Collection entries
·····

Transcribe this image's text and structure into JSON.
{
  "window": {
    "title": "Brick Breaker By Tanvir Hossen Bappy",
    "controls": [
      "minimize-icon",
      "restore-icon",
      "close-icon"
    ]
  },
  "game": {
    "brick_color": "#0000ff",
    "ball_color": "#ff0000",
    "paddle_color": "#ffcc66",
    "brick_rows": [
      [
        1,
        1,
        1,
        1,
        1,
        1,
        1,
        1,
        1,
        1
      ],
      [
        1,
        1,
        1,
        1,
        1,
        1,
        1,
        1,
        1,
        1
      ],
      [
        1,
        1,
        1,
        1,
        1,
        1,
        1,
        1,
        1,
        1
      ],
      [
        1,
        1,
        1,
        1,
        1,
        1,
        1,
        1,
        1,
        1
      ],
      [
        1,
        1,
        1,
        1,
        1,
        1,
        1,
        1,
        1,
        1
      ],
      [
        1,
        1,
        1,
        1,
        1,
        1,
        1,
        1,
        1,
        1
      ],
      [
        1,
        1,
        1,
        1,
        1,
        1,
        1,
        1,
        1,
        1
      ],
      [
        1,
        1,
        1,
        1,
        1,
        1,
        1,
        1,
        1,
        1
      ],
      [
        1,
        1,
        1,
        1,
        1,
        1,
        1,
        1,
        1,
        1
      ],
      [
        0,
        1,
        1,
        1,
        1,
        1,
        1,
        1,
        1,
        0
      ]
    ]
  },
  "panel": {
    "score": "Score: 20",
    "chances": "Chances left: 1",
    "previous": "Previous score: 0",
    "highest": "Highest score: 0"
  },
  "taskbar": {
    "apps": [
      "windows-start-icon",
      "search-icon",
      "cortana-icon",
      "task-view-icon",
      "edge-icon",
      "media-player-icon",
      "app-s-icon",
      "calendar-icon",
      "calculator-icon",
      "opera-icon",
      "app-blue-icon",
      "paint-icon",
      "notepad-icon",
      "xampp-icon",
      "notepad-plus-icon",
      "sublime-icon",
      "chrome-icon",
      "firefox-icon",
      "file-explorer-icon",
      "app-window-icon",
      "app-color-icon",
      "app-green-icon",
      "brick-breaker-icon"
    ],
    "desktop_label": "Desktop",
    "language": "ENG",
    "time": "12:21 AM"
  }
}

·····

**Work instructions**
Transcribe the data. Leave every line exactly as it is.

**Reply to the exercise**
Transcribe this image's text and structure into JSON.
{
  "window": {
    "title": "Brick Breaker By Tanvir Hossen Bappy",
    "controls": [
      "minimize-icon",
      "restore-icon",
      "close-icon"
    ]
  },
  "game": {
    "brick_color": "#0000ff",
    "ball_color": "#ff0000",
    "paddle_color": "#ffcc66",
    "brick_rows": [
      [
        1,
        1,
        1,
        1,
        1,
        1,
        1,
        1,
        1,
        1
      ],
      [
        1,
        1,
        1,
        1,
        1,
        1,
        1,
        1,
        1,
        1
      ],
      [
        1,
        1,
        1,
        1,
        1,
        1,
        1,
        1,
        1,
        1
      ],
      [
        1,
        1,
        1,
        1,
        1,
        1,
        1,
        1,
        1,
        1
      ],
      [
        1,
        1,
        1,
        1,
        1,
        1,
        1,
        1,
        1,
        1
      ],
      [
        1,
        1,
        1,
        1,
        1,
        1,
        1,
        1,
        1,
        1
      ],
      [
        1,
        1,
        1,
        1,
        1,
        1,
        1,
        1,
        1,
        1
      ],
      [
        1,
        1,
        1,
        1,
        1,
        1,
        1,
        1,
        1,
        1
      ],
      [
        1,
        1,
        1,
        1,
        1,
        1,
        1,
        1,
        1,
        1
      ],
      [
        0,
        1,
        1,
        1,
        1,
        1,
        1,
        1,
        1,
        0
      ]
    ]
  },
  "panel": {
    "score": "Score: 20",
    "chances": "Chances left: 1",
    "previous": "Previous score: 0",
    "highest": "Highest score: 0"
  },
  "taskbar": {
    "apps": [
      "windows-start-icon",
      "search-icon",
      "cortana-icon",
      "task-view-icon",
      "edge-icon",
      "media-player-icon",
      "app-s-icon",
      "calendar-icon",
      "calculator-icon",
      "opera-icon",
      "app-blue-icon",
      "paint-icon",
      "notepad-icon",
      "xampp-icon",
      "notepad-plus-icon",
      "sublime-icon",
      "chrome-icon",
      "firefox-icon",
      "file-explorer-icon",
      "app-window-icon",
      "app-color-icon",
      "app-green-icon",
      "brick-breaker-icon"
    ],
    "desktop_label": "Desktop",
    "language": "ENG",
    "time": "12:21 AM"
  }
}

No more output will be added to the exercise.